--- Document ---

In [None]:
'''
The libraries we used:
'''
import numpy as np
import pandas as pd
import math
import networkx as nx
import csv
from statistics import median, mean
import queue as Q
import threading
from numba import autojit
import functs as fnc


## Research question 1

Opening the file that countains the information about the edges of our graph.

In [58]:
nodesfile = np.loadtxt('wiki-topcats-reduced.txt', delimiter="\t", dtype =int)

To see what kind of graph is contained in the file we've got we first check for self loops.

In [59]:
self_count = 0
for row in nodesfile:
    if row[0] == row[1]:
        self_count += 1
self_count

777

Now we're checking if our graph is directed by seeing if the first node occurs the same number of times in both columns. If the number of occurences is the same, we have a undirected graph. If not, its directed.

In [61]:
dir_count1 = 0
dir_count2 = 0
for node1 in nodesfile:
    if nodesfile[0][0] == node1[0]:
        dir_count1 +=1
    if nodesfile[0][0] == node1[1]:
        dir_count2 +=1
if dir_count1 != dir_count2:
    print("directed graph")
else:
    print("no directed graph")

directed graph


Now we're creating the graph using the networkx library (as the TA's said on slack that we can use networkx for this purpose). We choose set the graph type to MultiDiGraph as we already prooved that there are self loops and that we have a directed graph. By creating the edges from our file, the nodes will automatically be created by networkx.

In [62]:
graph = nx.MultiDiGraph()
for nodes in nodesfile:
    graph.add_edge(nodes[0], nodes[1])

In [63]:
nx.info(graph)

'Name: \nType: MultiDiGraph\nNumber of nodes: 461193\nNumber of edges: 2645247\nAverage in degree:   5.7357\nAverage out degree:   5.7357'

Getting the number of nodes by getting a list of unique values and the get the length of this list.

In [64]:
no_nodes = len(np.unique(nodesfile))
no_nodes

461193

The number of all edges we can also retrieve by seeing how many rows our array has, as every row represents one edge.


In [65]:
no_edges = len(nodesfile)
no_edges

2645247

We first tried to evaluate the number of edges and nodes directly from the given file. As the outputs above show, there are no differences in the number of edges we assumed and the number of edges counted by networkx. 

Calculating the average degree by dividing the total number of edges (number of rows in our array) by the number of nodes (unique values in our array). As you can see here, the result of our calculation for the average doesn't differ lot from the output nx.info() gave us.

In [66]:
avg_degree = no_edges/no_nodes
avg_degree

5.735661642739591

Calculating the density of our graph

In [67]:
dens = (no_edges)/(no_nodes*(no_nodes-1))

--- Data entries ---

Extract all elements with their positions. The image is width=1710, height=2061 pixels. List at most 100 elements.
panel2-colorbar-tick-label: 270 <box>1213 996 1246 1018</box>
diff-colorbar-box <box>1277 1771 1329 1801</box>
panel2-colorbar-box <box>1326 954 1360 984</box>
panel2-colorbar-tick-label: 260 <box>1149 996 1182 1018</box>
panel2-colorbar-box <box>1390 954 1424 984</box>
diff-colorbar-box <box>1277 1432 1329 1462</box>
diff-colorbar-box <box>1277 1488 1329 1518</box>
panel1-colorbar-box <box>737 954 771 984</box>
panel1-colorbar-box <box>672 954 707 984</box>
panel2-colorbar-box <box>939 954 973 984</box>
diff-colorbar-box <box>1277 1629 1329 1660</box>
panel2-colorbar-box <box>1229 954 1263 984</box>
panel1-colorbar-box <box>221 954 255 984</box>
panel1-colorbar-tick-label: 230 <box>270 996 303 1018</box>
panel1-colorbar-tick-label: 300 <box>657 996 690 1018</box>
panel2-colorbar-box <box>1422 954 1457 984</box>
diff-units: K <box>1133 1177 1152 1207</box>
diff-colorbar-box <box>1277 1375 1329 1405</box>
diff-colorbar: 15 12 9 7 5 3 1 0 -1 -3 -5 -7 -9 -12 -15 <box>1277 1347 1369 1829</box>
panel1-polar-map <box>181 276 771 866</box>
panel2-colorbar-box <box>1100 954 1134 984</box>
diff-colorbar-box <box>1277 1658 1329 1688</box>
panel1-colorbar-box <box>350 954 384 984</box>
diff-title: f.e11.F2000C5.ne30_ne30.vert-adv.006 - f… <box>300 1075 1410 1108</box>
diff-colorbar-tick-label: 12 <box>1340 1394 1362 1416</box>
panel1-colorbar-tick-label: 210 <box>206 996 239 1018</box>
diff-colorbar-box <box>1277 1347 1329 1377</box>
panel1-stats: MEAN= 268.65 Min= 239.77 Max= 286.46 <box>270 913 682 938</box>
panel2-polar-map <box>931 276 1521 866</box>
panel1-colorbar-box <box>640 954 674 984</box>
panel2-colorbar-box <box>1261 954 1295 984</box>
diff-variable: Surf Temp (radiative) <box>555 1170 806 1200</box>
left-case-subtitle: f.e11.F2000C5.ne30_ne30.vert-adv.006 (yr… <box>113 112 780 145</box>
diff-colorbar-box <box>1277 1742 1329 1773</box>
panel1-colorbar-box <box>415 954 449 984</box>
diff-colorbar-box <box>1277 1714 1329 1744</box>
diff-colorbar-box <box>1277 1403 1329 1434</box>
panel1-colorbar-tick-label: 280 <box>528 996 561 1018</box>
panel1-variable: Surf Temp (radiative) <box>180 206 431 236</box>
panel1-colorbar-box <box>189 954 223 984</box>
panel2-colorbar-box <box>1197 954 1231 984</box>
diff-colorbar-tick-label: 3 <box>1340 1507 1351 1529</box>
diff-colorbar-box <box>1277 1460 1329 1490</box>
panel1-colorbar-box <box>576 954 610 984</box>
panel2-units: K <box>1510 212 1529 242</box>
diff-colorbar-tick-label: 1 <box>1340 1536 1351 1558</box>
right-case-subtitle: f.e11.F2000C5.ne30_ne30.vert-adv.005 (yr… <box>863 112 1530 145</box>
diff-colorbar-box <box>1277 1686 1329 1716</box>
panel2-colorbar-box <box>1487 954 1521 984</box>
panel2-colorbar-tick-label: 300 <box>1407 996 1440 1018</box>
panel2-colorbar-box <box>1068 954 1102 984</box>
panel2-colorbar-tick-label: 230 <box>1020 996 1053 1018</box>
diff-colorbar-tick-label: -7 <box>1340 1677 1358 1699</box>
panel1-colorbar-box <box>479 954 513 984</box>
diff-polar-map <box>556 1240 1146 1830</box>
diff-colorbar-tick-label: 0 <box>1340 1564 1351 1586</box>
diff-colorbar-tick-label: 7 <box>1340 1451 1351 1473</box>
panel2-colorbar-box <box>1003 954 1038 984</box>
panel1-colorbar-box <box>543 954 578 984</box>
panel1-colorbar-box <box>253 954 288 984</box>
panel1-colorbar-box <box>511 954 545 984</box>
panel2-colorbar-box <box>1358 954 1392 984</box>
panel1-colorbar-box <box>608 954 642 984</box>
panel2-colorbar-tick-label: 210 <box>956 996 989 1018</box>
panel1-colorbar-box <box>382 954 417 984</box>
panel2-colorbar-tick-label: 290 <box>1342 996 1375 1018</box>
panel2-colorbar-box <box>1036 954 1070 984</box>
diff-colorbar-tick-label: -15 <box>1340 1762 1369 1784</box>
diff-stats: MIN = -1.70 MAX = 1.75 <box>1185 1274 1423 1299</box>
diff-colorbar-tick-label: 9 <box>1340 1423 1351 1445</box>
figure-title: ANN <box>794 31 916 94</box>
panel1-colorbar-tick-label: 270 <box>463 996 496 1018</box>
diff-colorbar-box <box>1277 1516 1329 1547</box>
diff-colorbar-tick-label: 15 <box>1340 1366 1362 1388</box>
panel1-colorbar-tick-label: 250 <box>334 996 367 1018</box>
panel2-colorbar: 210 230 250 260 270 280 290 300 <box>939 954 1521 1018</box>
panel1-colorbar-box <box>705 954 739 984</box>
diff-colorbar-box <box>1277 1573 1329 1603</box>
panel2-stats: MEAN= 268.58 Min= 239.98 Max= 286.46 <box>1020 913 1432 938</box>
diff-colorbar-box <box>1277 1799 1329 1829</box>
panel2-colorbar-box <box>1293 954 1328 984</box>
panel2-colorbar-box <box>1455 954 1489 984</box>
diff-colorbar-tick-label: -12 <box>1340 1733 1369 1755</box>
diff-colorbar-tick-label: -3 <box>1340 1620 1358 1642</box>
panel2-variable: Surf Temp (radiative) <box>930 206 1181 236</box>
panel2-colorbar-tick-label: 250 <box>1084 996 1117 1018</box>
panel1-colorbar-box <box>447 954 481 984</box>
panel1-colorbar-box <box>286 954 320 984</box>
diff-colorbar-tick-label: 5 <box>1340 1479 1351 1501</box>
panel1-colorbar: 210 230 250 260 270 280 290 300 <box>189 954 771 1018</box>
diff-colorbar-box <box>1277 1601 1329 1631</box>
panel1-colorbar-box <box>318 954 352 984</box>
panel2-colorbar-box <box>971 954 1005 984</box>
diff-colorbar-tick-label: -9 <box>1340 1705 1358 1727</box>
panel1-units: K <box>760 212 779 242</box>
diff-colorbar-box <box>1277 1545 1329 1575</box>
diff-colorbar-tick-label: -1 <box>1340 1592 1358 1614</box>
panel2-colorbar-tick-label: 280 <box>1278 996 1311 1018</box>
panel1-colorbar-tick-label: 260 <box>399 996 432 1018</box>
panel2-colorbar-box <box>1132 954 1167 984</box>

---

» Objectives:
a. In the notebook on the Wikipedia graph, how many self loops were found in the edge file?
b. Carry on the Wikipedia graph notebook from its final line.

» Task results:
a. 777

b.
dens

1.2436602635647606e-05

Calculating the density using the number of edges we read from the file earlier. As a value of 1 indicates a very dense graph and our result for the density is very low value, we conclude that it is a very sparse graph. 

## Research question 2

First we have to do some preperation for our calculations of the block-ranking and the score of every article in every category.

Creating a list of unique nodes to be used later. 

In [None]:
nodes = np.unique(nodesfile)

Creating a dictionary out of the given list by removing "Category:" and "\n" and the splitting the lines. The first value of each line is the name of the category (we used it as key for our dictionary). The following values are the nodes contained in this category.

In [None]:
categories = open('wiki-topcats-categories.txt', 'r', encoding = "utf8").readlines()

In [None]:
cats = {}
for line in categories:
    temp = line.strip("Category:").strip("\n").split()
    temp[0] = temp[0].strip(";")
    cats[temp[0]] = temp[1:]

In [None]:
len(cats)

Before we clean up our dictionary we already remove all categories that contain less than 3500 entries. This will spare us some time later on as there will be less values/categories we have to check.

In [None]:
cats2 = {}
for key in cats.keys():
    if len(cats[key]) > 3500:
        cats2[key] = cats[key]

In [None]:
len(cats2)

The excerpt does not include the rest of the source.